START Given data

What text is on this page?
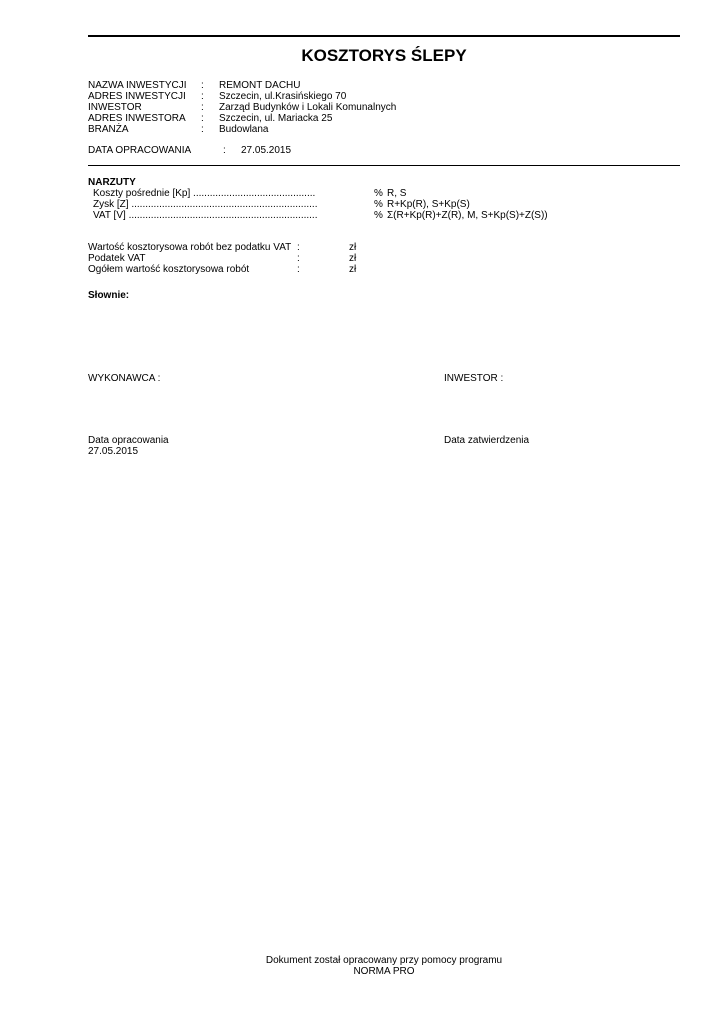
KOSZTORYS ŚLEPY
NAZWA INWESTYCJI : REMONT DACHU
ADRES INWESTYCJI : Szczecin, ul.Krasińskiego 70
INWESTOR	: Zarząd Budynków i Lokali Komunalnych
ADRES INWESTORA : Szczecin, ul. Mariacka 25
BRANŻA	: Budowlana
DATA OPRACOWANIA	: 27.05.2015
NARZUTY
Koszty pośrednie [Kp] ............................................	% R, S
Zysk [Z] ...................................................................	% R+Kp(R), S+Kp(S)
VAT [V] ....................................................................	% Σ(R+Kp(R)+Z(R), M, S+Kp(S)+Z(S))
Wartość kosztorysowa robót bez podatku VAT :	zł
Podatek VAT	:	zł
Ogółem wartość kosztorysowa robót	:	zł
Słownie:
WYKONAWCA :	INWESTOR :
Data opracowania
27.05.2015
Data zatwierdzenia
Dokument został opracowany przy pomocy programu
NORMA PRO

END Given data
START Given data

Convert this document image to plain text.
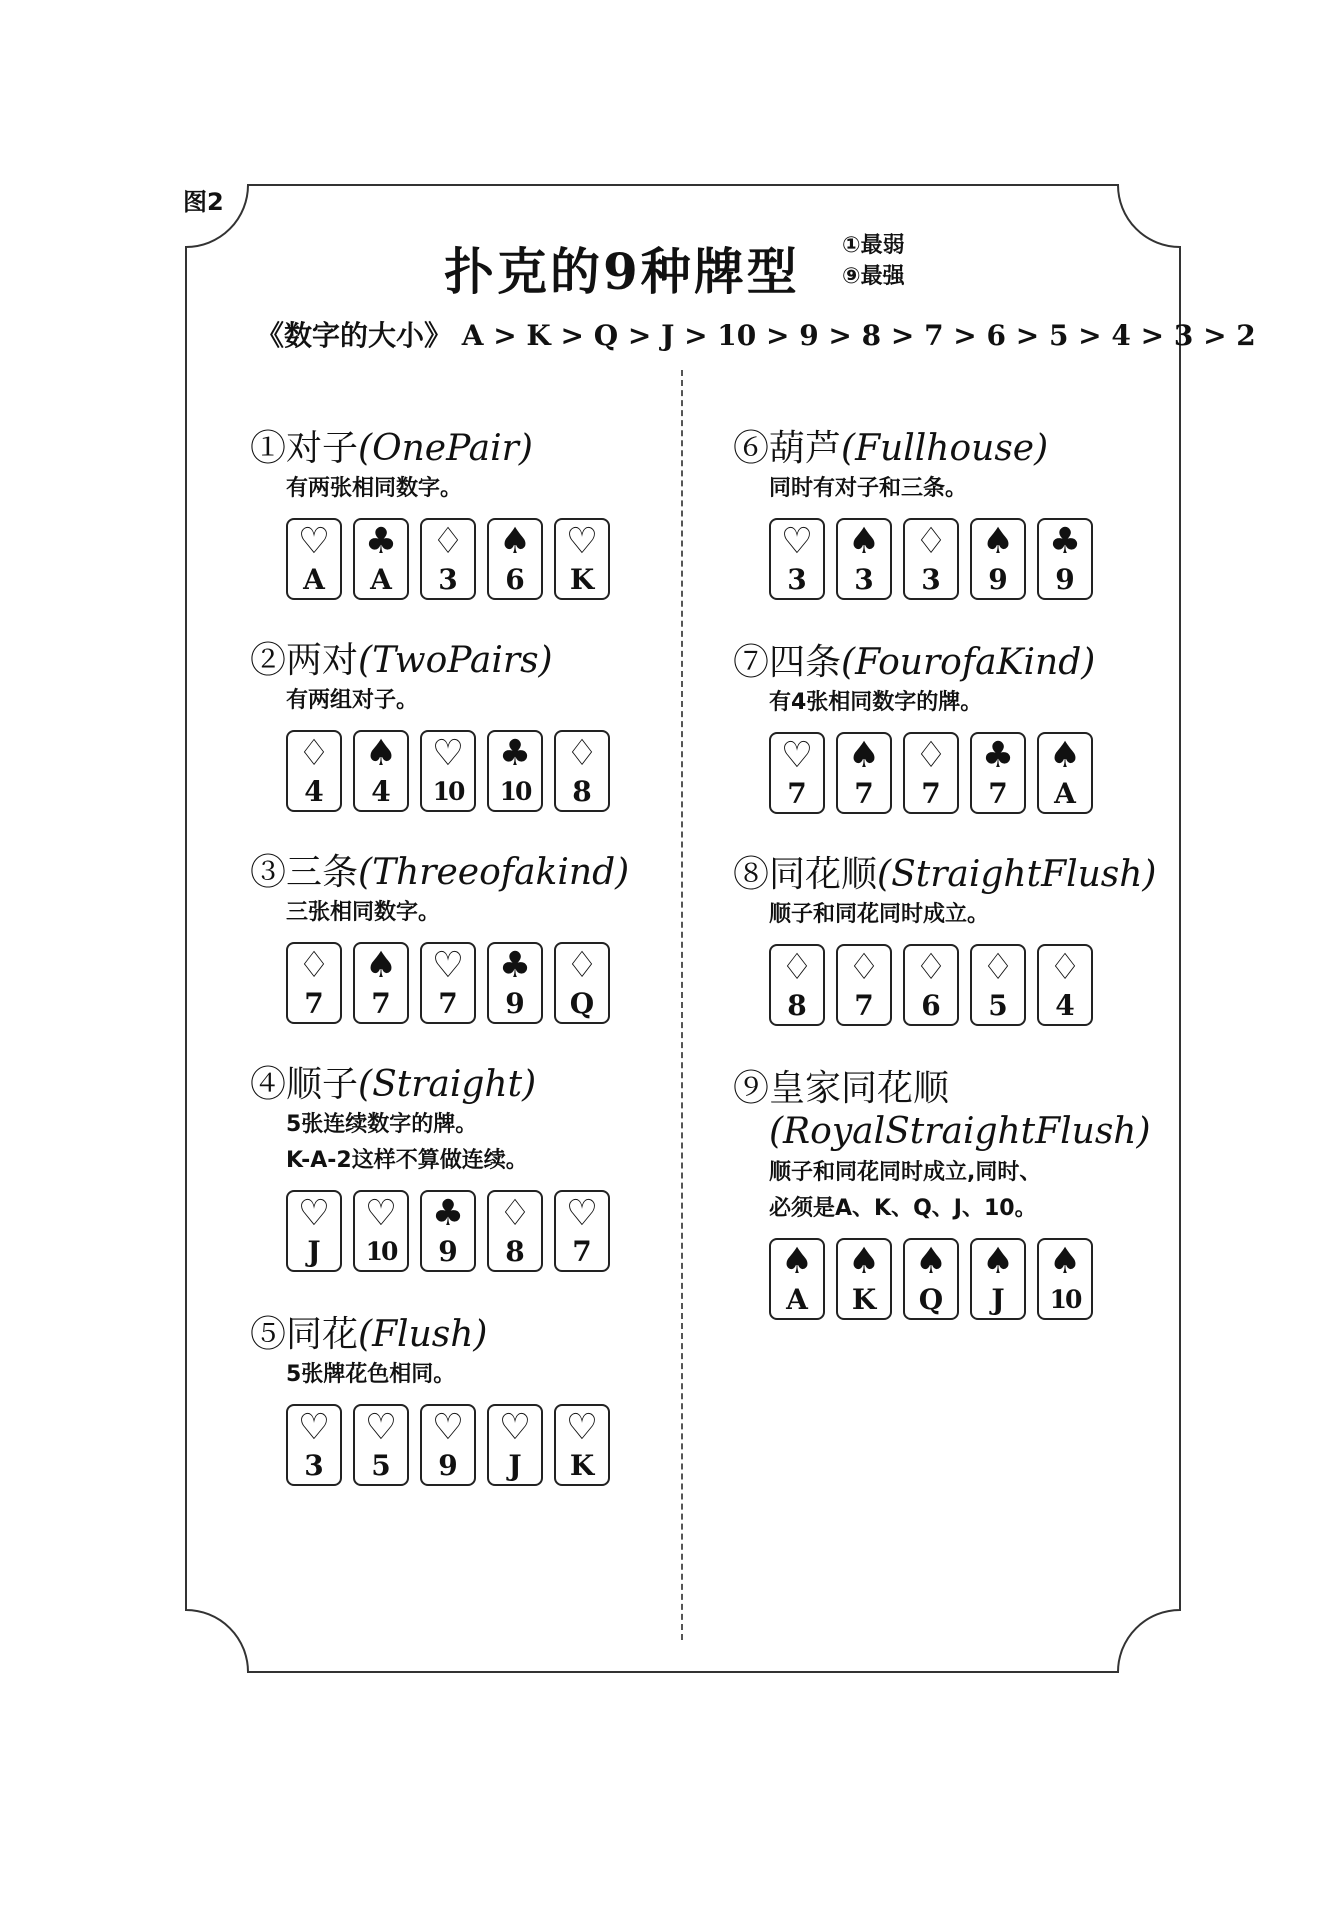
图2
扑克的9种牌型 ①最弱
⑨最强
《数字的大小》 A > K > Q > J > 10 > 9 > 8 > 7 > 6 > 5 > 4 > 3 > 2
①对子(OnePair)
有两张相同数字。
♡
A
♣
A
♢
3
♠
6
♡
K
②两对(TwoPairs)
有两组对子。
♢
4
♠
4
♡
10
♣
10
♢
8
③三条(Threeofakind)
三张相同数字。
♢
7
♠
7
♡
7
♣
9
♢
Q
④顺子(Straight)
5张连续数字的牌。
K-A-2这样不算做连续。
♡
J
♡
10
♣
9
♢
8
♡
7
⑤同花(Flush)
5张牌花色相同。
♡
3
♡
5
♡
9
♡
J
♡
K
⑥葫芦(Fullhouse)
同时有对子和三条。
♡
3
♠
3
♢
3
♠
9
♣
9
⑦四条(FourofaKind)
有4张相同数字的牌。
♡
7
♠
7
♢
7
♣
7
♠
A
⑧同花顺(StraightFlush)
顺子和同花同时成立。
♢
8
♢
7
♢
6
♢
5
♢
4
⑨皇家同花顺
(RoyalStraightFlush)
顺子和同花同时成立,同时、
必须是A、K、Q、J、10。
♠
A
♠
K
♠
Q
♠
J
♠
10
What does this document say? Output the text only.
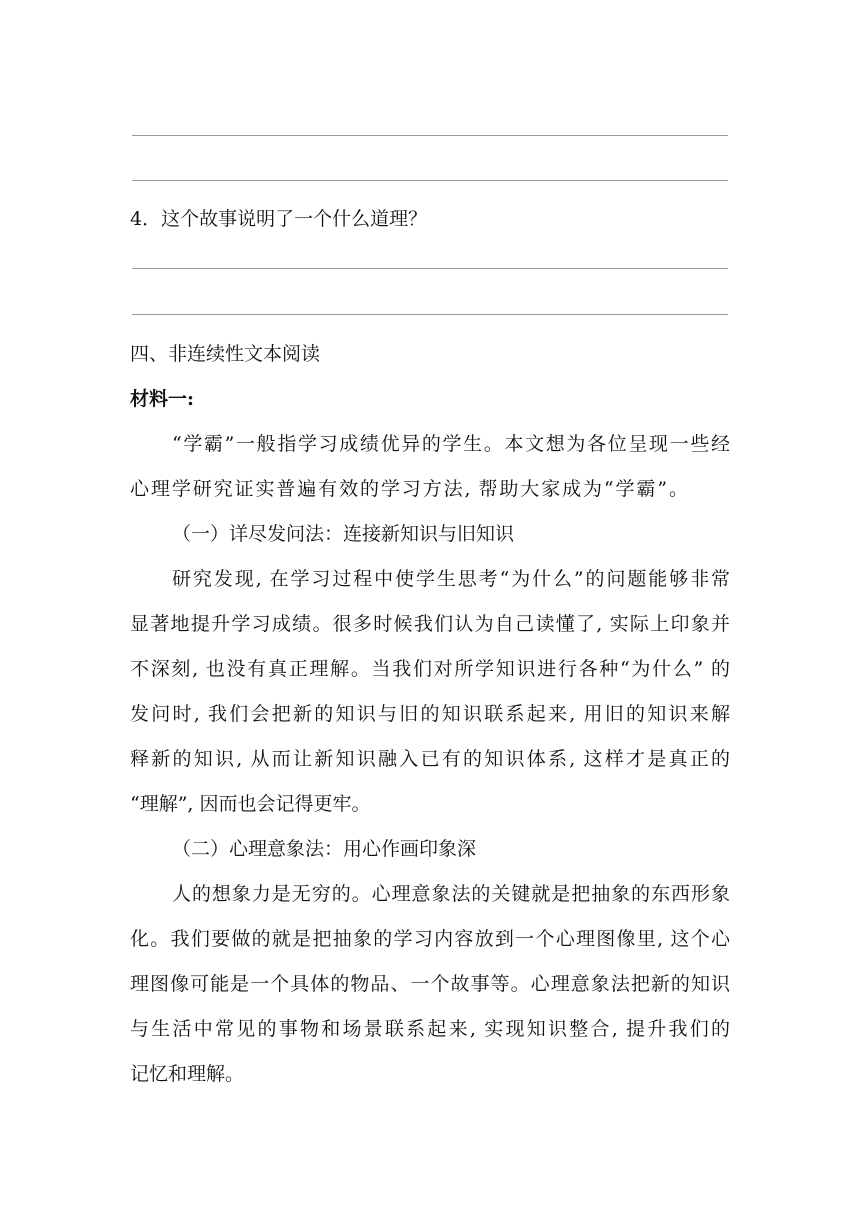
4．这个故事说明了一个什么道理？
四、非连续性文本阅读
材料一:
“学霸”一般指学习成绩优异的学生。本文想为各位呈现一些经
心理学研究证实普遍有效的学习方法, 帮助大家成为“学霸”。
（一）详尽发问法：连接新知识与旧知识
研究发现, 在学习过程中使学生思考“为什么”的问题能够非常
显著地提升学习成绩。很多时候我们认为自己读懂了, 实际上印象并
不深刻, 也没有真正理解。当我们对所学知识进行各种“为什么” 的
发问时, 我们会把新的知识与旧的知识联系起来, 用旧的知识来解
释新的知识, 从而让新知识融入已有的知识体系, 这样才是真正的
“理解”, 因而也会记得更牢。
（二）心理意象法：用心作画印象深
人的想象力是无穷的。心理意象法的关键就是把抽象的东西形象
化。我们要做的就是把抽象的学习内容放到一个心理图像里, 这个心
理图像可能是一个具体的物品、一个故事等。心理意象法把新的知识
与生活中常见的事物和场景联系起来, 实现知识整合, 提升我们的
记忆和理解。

END Given data
START Given data

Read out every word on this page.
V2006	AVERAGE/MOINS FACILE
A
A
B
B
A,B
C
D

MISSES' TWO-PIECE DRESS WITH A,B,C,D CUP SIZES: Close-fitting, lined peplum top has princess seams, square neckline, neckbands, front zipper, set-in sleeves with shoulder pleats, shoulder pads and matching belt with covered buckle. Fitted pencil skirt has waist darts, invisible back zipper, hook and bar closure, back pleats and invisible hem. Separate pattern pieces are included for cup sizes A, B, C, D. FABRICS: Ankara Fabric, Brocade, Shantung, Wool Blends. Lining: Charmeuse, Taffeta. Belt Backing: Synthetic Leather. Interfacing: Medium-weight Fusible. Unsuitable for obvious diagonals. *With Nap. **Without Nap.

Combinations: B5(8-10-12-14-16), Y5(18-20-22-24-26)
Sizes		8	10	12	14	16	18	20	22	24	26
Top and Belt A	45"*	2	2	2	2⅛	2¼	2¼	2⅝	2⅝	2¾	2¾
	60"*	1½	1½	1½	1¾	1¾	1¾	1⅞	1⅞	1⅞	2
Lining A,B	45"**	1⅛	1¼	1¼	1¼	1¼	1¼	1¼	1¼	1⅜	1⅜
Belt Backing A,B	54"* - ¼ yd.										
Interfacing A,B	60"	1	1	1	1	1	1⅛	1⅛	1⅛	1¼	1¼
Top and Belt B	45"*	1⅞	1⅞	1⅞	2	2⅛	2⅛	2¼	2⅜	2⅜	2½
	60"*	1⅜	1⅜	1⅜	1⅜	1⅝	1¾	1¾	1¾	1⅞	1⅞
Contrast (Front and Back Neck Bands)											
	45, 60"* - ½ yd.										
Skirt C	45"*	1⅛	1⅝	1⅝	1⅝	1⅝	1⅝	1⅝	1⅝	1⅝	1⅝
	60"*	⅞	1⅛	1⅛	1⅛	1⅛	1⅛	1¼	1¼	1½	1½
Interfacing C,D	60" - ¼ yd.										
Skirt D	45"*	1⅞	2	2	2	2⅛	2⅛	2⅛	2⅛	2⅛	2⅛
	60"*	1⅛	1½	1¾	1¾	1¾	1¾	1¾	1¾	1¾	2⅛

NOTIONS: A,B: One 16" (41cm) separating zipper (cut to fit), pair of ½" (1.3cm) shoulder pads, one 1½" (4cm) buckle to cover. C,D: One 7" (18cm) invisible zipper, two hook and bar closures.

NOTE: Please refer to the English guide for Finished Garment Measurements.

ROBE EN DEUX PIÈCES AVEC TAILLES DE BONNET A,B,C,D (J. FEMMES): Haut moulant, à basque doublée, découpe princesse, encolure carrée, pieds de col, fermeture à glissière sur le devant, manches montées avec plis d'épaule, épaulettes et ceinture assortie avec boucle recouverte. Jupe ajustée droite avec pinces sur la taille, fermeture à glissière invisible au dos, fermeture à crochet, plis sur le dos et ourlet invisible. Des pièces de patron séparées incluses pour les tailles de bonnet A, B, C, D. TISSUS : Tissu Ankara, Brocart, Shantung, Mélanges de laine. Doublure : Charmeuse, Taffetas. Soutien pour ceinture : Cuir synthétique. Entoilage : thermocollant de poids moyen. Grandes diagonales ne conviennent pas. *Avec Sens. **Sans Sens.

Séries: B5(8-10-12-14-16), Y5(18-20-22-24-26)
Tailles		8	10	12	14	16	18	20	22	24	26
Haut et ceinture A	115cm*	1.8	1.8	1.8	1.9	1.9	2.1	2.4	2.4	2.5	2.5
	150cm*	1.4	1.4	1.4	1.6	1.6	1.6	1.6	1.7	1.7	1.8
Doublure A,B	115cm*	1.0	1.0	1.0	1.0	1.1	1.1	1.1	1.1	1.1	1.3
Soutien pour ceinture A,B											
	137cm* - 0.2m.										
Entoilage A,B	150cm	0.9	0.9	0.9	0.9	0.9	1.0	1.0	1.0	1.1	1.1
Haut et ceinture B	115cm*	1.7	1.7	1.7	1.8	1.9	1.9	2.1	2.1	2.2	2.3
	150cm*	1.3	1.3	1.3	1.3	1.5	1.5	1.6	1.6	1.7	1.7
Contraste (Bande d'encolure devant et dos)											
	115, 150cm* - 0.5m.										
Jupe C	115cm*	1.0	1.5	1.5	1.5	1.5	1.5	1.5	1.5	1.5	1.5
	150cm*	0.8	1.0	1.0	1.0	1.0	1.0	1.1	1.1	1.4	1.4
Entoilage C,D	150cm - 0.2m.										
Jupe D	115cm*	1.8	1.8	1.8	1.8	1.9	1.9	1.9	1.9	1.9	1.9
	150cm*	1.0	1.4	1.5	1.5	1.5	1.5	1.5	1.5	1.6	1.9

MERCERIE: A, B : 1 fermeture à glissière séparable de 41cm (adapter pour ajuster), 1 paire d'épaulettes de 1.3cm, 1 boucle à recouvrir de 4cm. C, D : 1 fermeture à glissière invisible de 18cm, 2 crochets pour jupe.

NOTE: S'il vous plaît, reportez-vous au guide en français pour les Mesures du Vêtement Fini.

END Given data

Pick out and copy every line that contains the word "document".

Convert this document image to plain text.
What does this document say? Output the text only.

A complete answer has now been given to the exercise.